Which lines have the string "label"? Copy all of them from the entries below.

■ **SOURCE DATA**
※

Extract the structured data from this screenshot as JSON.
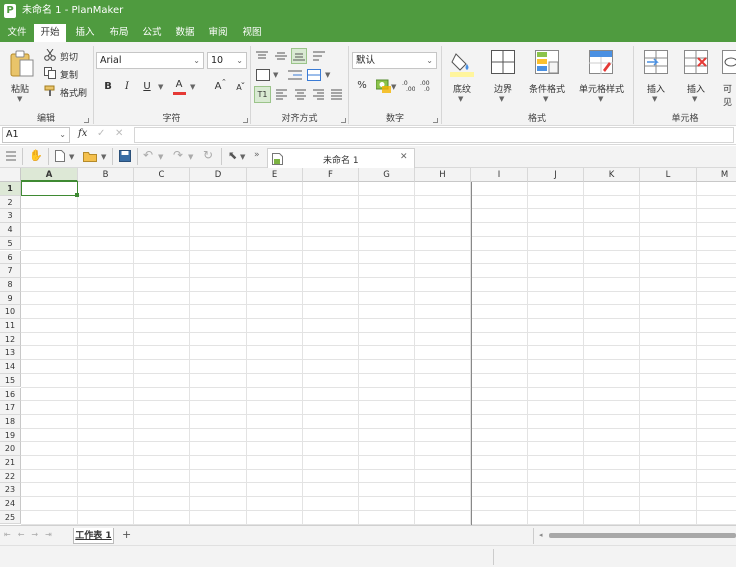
{
  "window": {
    "title": "未命名 1 - PlanMaker",
    "app_icon": "P"
  },
  "menu": [
    "文件",
    "开始",
    "插入",
    "布局",
    "公式",
    "数据",
    "审阅",
    "视图"
  ],
  "ribbon": {
    "clipboard": {
      "paste": "粘贴",
      "cut": "剪切",
      "copy": "复制",
      "format_painter": "格式刷",
      "label": "编辑"
    },
    "font": {
      "font_name": "Arial",
      "font_size": "10",
      "bold": "B",
      "italic": "I",
      "underline": "U",
      "color": "A",
      "grow": "A",
      "shrink": "A",
      "label": "字符"
    },
    "alignment": {
      "label": "对齐方式",
      "t1": "T1"
    },
    "number": {
      "format": "默认",
      "percent": "%",
      "label": "数字"
    },
    "style": {
      "shading": "底纹",
      "border": "边界",
      "conditional": "条件格式",
      "cell_style": "单元格样式",
      "label": "格式"
    },
    "cells": {
      "insert1": "插入",
      "insert2": "插入",
      "visible": "可见",
      "label": "单元格"
    }
  },
  "formula_bar": {
    "cell_ref": "A1",
    "fx": "fx",
    "value": ""
  },
  "document_tab": {
    "name": "未命名 1"
  },
  "columns": [
    "A",
    "B",
    "C",
    "D",
    "E",
    "F",
    "G",
    "H",
    "I",
    "J",
    "K",
    "L",
    "M"
  ],
  "rows": [
    "1",
    "2",
    "3",
    "4",
    "5",
    "6",
    "7",
    "8",
    "9",
    "10",
    "11",
    "12",
    "13",
    "14",
    "15",
    "16",
    "17",
    "18",
    "19",
    "20",
    "21",
    "22",
    "23",
    "24",
    "25"
  ],
  "sheet_tabs": [
    {
      "name": "工作表 1",
      "active": true
    }
  ],
  "add_sheet": "+"
}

※

■ **THE REPLY**
      "label": "编辑"
      "label": "字符"
      "label": "对齐方式",
      "label": "数字"
      "label": "格式"
      "label": "单元格"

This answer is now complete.